:: Information shown

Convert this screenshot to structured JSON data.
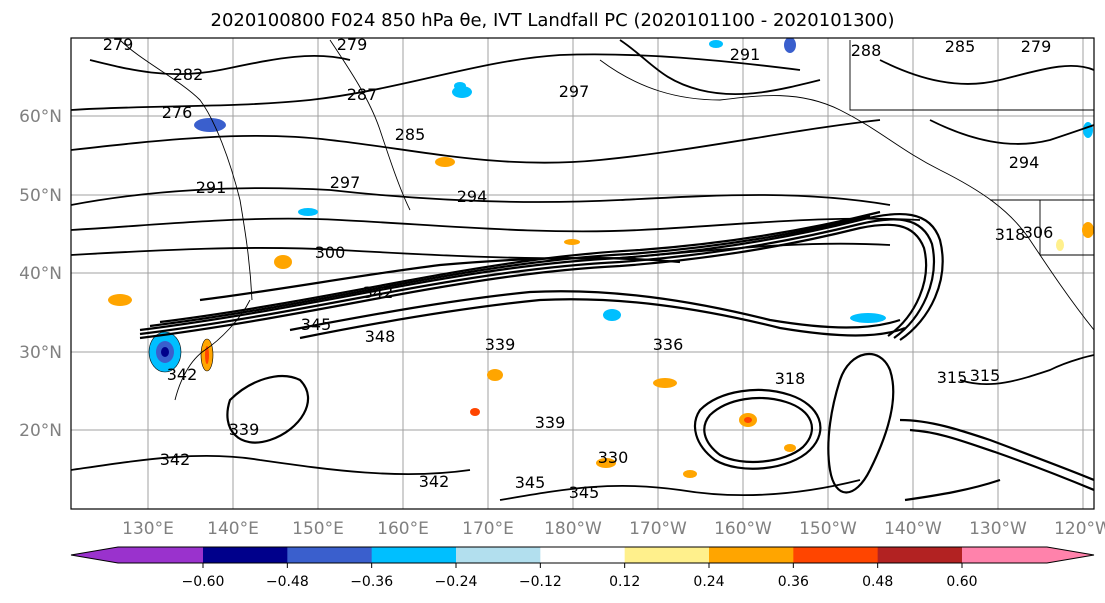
{
  "title": "2020100800 F024 850 hPa θe, IVT Landfall PC (2020101100 - 2020101300)",
  "map": {
    "lat_labels": [
      "60°N",
      "50°N",
      "40°N",
      "30°N",
      "20°N"
    ],
    "lon_labels": [
      "130°E",
      "140°E",
      "150°E",
      "160°E",
      "170°E",
      "180°W",
      "170°W",
      "160°W",
      "150°W",
      "140°W",
      "130°W",
      "120°W"
    ],
    "contour_labels": [
      "279",
      "282",
      "279",
      "288",
      "291",
      "297",
      "287",
      "285",
      "285",
      "279",
      "276",
      "294",
      "291",
      "297",
      "294",
      "300",
      "306",
      "318",
      "342",
      "345",
      "348",
      "336",
      "339",
      "315",
      "342",
      "339",
      "345",
      "342",
      "330",
      "342",
      "345",
      "339",
      "318",
      "315"
    ]
  },
  "colorbar": {
    "colors": [
      "#9a32cd",
      "#00008b",
      "#3a5fcd",
      "#00bfff",
      "#b2dfee",
      "#ffffff",
      "#fff08c",
      "#ffa500",
      "#ff4500",
      "#b22222",
      "#ff82ab"
    ],
    "ticks": [
      "−0.60",
      "−0.48",
      "−0.36",
      "−0.24",
      "−0.12",
      "0.12",
      "0.24",
      "0.36",
      "0.48",
      "0.60"
    ]
  }
}
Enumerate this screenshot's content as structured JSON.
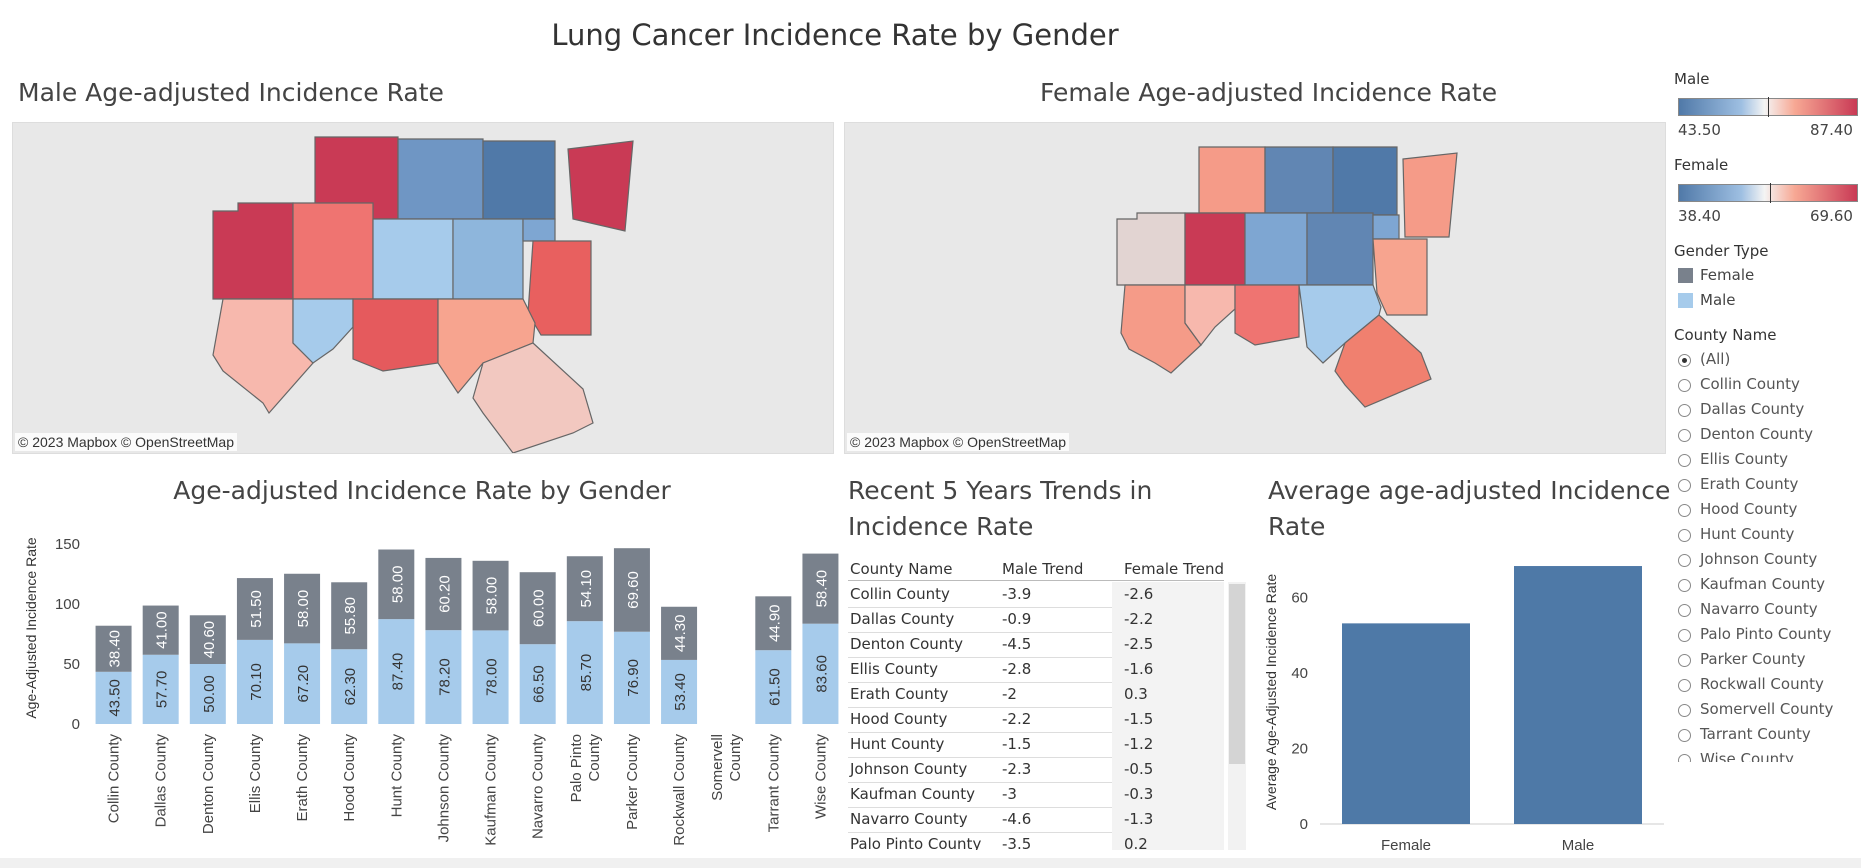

::::

■ **Task directions**: Copy out each line that contains the word "screenshot".

■ **Finished answer**:
Convert this screenshot to structured JSON data.
Enumerate this screenshot's content as structured JSON.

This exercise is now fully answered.